*** MATERIAL PROVIDED ***
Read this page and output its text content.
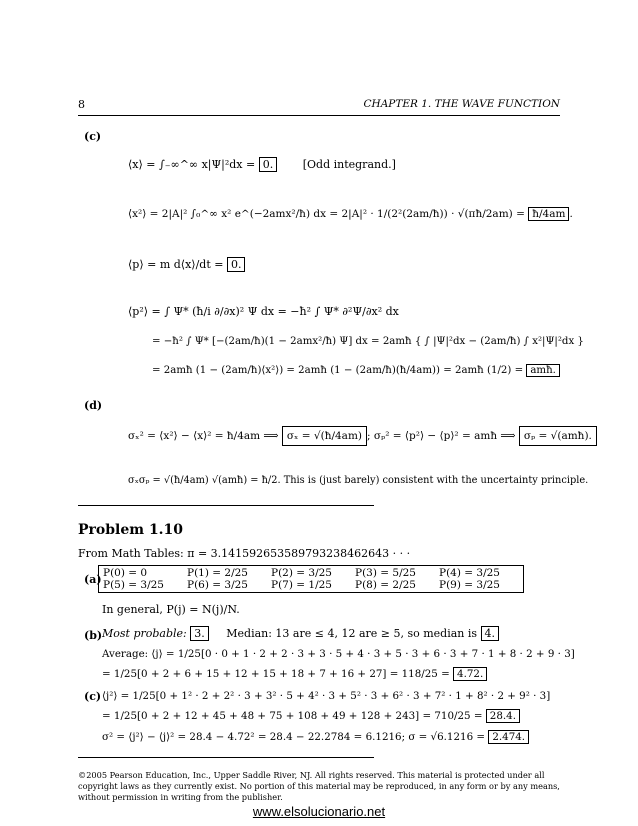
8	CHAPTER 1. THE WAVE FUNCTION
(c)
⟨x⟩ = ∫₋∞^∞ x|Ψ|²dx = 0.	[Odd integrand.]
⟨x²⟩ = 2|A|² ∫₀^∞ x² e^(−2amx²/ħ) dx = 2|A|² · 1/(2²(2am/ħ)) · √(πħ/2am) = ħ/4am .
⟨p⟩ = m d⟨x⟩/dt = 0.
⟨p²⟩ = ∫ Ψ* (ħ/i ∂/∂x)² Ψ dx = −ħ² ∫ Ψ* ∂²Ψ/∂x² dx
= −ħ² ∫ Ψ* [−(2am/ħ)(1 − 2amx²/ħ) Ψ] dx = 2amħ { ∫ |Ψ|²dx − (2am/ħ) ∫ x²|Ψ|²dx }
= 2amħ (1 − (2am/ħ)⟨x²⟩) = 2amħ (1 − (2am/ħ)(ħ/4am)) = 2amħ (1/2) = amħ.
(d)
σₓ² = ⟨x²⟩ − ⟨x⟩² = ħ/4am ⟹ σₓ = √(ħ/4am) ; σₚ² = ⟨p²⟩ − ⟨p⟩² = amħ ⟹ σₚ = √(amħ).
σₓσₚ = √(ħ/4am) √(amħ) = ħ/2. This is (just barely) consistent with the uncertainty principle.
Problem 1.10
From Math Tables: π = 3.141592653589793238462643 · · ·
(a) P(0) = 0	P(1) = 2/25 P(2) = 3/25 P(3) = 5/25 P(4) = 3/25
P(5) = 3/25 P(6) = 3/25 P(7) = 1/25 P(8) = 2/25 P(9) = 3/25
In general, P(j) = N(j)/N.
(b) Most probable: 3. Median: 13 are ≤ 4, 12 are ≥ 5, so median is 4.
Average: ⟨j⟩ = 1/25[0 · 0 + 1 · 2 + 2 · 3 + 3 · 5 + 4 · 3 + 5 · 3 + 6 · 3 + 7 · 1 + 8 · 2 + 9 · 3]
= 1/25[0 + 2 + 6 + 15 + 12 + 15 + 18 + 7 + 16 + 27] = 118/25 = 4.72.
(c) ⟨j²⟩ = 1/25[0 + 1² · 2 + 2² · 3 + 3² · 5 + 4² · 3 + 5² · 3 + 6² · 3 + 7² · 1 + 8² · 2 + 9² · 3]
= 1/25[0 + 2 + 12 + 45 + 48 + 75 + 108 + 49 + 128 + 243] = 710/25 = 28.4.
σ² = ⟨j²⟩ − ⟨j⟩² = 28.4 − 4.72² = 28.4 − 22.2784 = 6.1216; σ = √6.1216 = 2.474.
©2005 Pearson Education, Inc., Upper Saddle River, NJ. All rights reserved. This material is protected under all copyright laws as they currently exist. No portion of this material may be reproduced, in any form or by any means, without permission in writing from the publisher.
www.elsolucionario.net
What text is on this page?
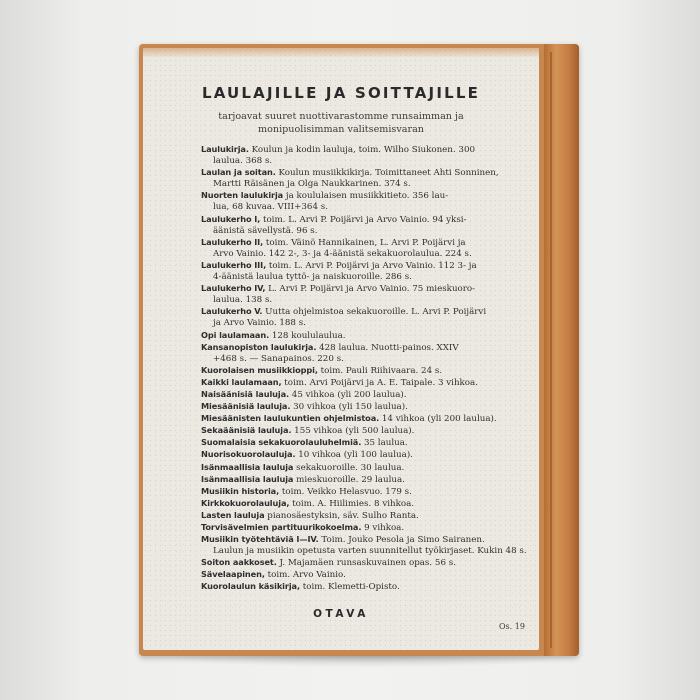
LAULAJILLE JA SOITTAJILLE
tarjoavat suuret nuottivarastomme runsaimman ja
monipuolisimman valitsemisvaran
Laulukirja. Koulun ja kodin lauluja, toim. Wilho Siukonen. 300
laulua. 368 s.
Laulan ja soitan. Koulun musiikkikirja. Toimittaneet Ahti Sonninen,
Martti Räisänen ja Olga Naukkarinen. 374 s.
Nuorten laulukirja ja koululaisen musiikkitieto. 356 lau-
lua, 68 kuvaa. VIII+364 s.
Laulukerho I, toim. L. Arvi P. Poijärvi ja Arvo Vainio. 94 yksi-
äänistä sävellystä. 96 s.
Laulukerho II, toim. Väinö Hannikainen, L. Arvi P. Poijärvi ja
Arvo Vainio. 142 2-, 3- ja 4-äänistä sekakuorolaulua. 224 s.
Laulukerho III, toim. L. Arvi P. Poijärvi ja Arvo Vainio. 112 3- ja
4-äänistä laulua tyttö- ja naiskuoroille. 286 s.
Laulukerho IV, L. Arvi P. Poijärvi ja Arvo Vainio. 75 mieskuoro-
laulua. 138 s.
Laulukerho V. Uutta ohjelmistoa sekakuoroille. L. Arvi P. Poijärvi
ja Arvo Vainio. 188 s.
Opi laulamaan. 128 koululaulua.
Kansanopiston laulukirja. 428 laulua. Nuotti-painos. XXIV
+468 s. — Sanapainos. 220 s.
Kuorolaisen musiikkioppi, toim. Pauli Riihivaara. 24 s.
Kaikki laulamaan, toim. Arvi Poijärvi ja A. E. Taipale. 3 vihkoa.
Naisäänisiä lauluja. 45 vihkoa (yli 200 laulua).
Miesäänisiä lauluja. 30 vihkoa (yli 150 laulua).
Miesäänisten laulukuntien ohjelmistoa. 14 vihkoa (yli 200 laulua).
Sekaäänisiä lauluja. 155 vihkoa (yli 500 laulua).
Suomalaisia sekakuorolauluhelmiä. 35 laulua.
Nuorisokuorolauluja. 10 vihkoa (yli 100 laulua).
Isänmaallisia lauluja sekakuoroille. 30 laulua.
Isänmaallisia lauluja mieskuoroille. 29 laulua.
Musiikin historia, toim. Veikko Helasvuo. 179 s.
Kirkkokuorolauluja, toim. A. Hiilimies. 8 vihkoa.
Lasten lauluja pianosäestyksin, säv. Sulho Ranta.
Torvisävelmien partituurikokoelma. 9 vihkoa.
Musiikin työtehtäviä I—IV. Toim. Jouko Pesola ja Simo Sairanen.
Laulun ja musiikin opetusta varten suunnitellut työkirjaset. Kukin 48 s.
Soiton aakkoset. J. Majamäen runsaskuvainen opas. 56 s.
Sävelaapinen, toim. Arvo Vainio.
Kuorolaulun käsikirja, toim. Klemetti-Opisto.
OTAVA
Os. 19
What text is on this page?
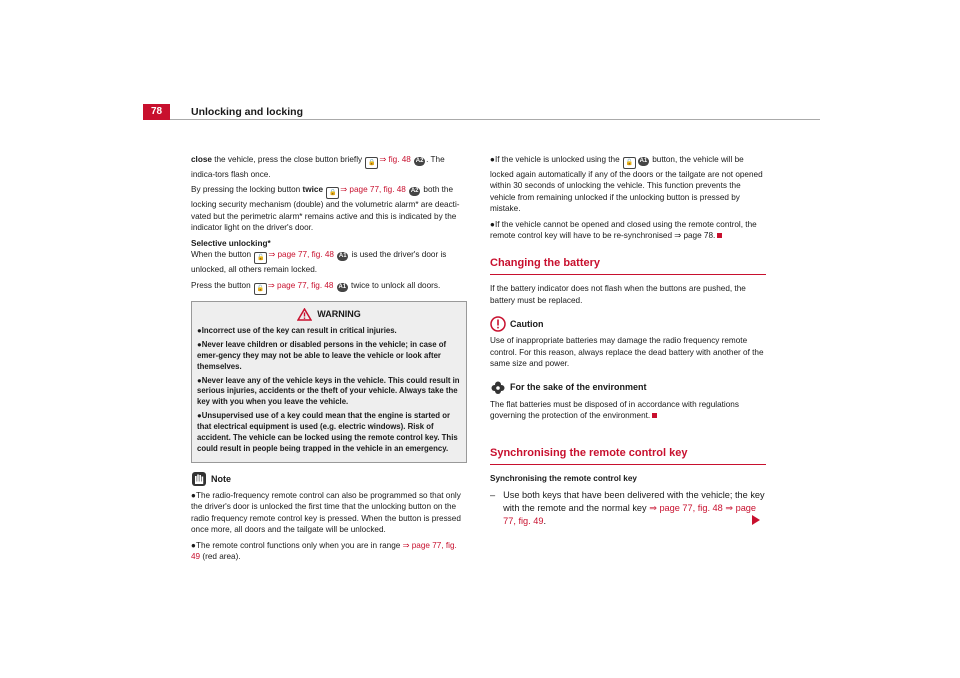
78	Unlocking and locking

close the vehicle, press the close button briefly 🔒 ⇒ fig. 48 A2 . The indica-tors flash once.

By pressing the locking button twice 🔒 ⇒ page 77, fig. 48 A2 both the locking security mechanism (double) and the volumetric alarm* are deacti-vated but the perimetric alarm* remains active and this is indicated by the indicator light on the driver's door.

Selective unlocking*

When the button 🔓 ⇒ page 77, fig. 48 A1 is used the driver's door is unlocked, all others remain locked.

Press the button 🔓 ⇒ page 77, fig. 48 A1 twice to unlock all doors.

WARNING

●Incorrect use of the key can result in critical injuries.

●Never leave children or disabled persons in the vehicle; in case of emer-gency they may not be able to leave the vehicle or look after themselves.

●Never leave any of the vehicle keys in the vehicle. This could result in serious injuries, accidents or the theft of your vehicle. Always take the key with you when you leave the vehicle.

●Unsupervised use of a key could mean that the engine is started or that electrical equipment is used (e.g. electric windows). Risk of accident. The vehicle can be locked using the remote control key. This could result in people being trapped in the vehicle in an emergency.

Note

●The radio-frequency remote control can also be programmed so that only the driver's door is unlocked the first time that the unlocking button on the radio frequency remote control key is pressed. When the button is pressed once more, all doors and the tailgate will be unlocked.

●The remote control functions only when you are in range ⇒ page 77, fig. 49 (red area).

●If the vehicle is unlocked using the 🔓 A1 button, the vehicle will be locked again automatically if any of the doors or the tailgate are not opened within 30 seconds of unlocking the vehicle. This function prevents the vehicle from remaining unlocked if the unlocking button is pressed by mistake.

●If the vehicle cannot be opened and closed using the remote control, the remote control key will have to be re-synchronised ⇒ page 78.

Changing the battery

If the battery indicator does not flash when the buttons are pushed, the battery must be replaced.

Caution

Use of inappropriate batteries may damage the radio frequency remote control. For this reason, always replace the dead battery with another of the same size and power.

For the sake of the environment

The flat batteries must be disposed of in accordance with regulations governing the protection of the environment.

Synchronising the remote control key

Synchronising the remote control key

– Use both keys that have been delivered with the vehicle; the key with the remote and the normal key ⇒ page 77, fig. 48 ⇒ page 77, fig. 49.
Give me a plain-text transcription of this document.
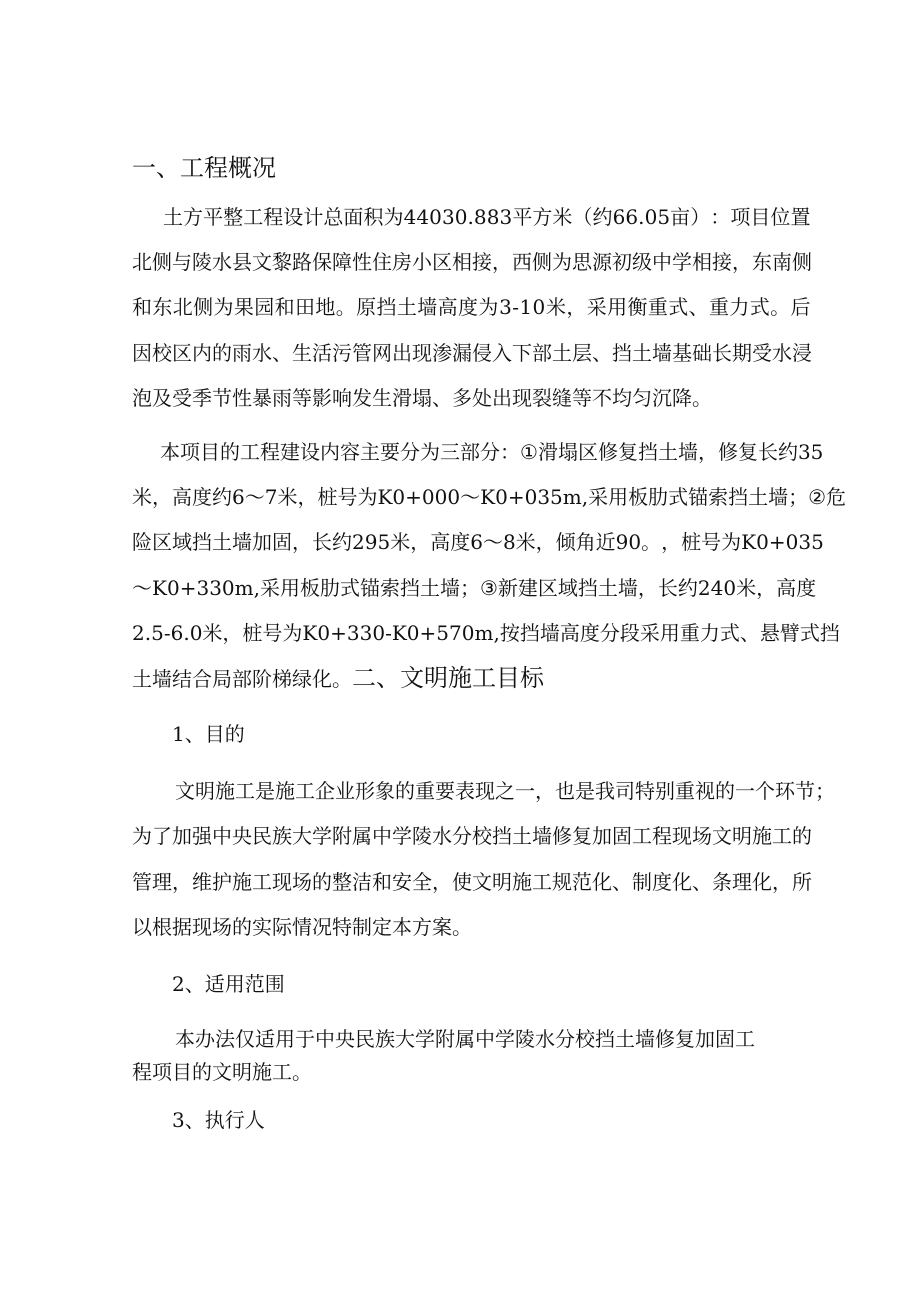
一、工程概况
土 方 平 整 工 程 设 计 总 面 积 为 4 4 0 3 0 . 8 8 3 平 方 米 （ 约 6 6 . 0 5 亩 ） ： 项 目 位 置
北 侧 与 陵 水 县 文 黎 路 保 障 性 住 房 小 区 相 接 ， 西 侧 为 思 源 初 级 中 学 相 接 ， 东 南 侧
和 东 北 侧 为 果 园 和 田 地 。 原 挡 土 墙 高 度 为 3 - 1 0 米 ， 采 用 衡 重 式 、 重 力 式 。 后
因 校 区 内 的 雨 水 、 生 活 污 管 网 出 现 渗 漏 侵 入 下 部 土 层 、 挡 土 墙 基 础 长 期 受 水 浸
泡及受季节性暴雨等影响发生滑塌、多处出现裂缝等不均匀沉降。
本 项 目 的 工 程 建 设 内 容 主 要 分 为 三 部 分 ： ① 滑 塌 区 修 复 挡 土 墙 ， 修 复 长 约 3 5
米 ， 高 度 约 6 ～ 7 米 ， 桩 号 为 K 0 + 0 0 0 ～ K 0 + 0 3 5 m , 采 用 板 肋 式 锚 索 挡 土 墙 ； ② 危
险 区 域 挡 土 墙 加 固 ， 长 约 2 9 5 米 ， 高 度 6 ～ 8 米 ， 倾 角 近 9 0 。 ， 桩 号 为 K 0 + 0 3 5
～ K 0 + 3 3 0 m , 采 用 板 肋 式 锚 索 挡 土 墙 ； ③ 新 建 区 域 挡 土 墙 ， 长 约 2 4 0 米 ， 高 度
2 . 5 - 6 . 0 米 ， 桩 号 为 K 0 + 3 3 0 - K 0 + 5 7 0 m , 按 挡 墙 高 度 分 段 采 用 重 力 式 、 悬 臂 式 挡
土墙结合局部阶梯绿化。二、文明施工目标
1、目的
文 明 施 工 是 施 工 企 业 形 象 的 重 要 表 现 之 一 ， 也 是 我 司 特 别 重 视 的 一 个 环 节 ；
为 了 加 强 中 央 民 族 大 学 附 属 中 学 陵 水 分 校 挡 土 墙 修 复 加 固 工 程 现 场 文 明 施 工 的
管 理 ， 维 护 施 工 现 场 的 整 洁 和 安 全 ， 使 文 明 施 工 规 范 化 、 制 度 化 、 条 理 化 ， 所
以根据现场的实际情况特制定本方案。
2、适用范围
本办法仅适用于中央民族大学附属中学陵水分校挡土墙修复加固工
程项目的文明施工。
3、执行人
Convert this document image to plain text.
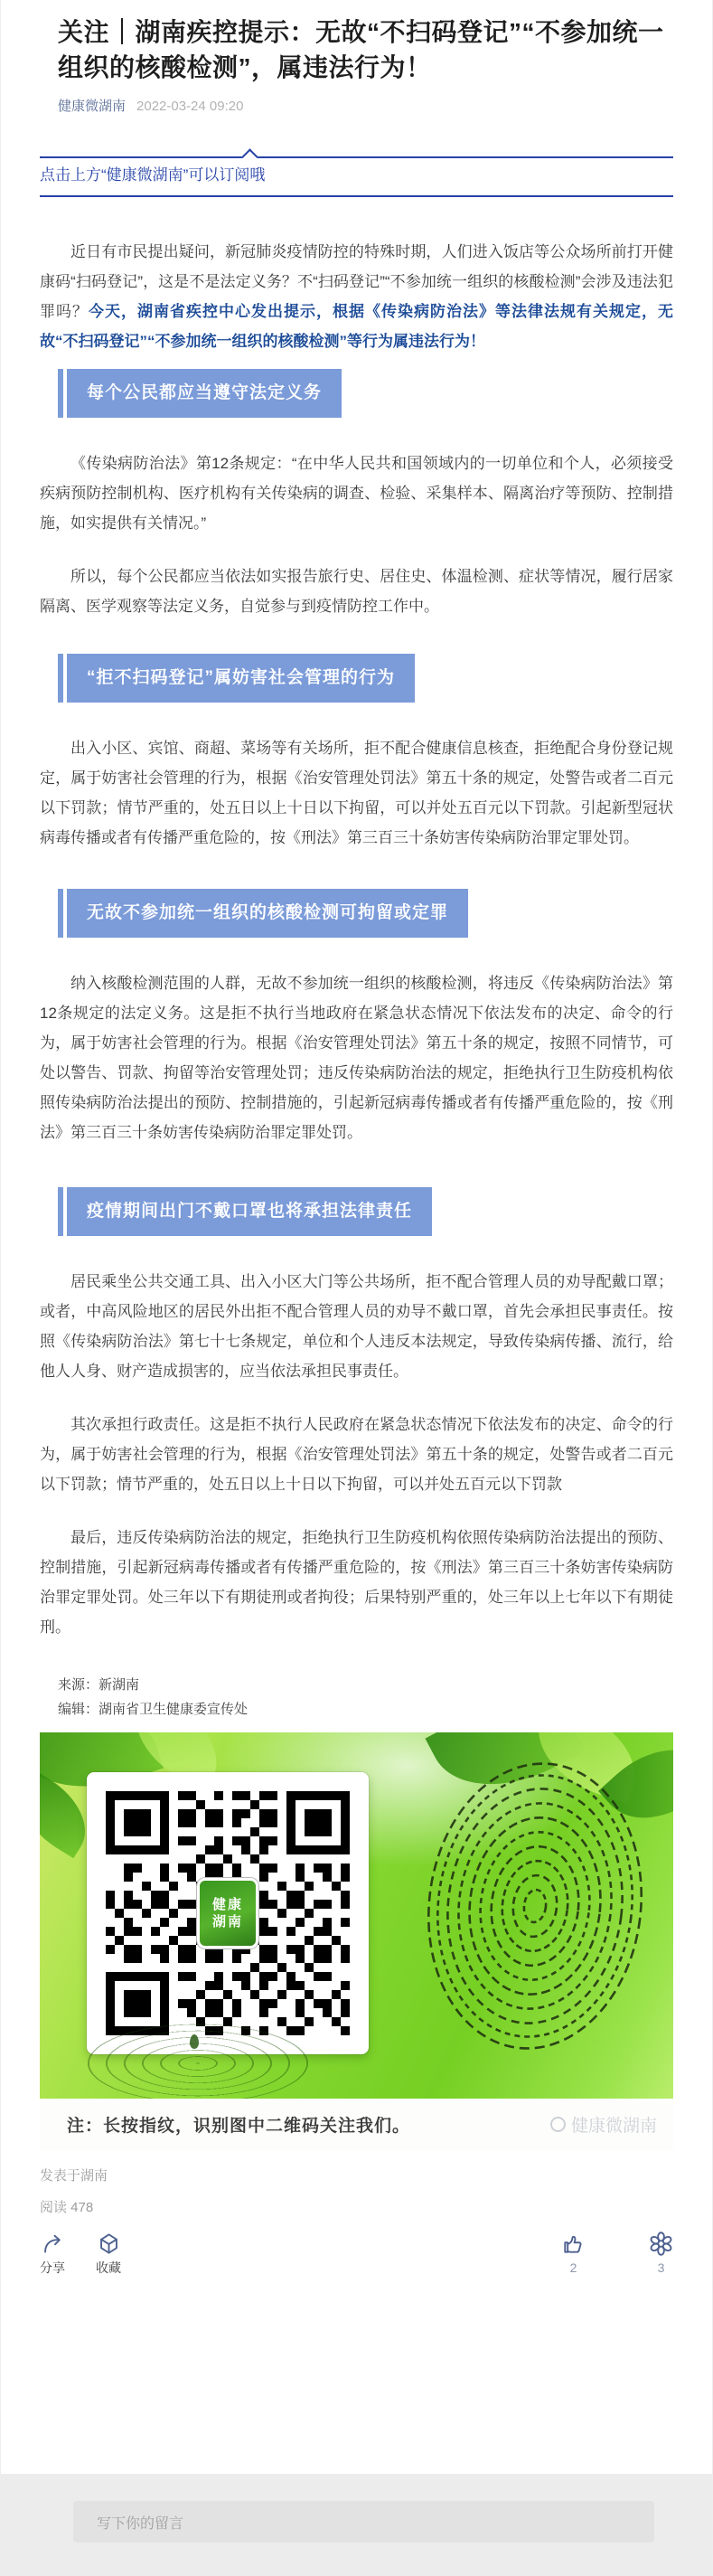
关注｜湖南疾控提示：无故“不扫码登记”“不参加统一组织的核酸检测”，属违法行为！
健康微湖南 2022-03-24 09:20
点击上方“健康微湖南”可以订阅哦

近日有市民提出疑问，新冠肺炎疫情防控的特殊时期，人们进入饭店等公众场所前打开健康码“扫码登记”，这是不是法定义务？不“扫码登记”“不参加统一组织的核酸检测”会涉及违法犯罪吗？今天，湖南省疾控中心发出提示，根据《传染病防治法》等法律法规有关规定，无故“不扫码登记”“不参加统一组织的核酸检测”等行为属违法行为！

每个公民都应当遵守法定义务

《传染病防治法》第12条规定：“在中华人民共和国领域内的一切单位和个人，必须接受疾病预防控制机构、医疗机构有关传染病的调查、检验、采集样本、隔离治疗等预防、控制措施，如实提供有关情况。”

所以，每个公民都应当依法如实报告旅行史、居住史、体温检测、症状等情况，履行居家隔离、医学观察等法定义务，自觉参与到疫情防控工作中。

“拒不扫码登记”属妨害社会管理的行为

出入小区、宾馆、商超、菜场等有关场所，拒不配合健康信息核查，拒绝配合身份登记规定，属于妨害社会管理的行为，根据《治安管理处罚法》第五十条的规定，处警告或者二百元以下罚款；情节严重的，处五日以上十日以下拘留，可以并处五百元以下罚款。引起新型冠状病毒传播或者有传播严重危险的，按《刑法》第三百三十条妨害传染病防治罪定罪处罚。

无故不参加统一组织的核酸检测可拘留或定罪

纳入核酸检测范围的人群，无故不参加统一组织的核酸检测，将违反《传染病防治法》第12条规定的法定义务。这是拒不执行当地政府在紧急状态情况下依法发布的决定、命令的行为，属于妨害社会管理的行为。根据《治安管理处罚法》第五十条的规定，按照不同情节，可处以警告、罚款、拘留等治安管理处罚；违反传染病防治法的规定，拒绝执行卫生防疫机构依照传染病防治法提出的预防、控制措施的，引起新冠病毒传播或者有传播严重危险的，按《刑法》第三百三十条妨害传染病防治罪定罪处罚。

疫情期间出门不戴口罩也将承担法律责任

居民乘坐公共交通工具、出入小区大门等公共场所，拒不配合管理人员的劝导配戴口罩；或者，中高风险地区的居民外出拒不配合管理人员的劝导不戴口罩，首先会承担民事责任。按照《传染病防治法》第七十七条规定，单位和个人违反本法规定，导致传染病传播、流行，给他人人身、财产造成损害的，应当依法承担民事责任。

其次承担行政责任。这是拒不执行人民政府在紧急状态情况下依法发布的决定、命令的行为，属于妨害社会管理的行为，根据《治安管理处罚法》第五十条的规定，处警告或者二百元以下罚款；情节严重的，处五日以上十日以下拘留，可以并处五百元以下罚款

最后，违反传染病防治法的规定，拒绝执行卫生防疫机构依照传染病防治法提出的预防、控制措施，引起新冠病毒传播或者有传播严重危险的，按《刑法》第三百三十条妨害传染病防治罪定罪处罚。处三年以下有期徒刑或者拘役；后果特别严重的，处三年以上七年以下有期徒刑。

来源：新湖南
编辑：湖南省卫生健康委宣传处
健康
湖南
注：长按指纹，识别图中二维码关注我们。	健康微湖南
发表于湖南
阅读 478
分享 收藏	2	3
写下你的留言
***
TASK DIRECTIONS |
All lines holding the word "äänistä" should be picked out and copied.

OUTPUT FOR THIS EXERCISE |
äänistä sävellystä. 96 s.
Arvo Vainio. 142 2-, 3- ja 4-äänistä sekakuorolaulua. 224 s.
4-äänistä laulua tyttö- ja naiskuoroille. 286 s.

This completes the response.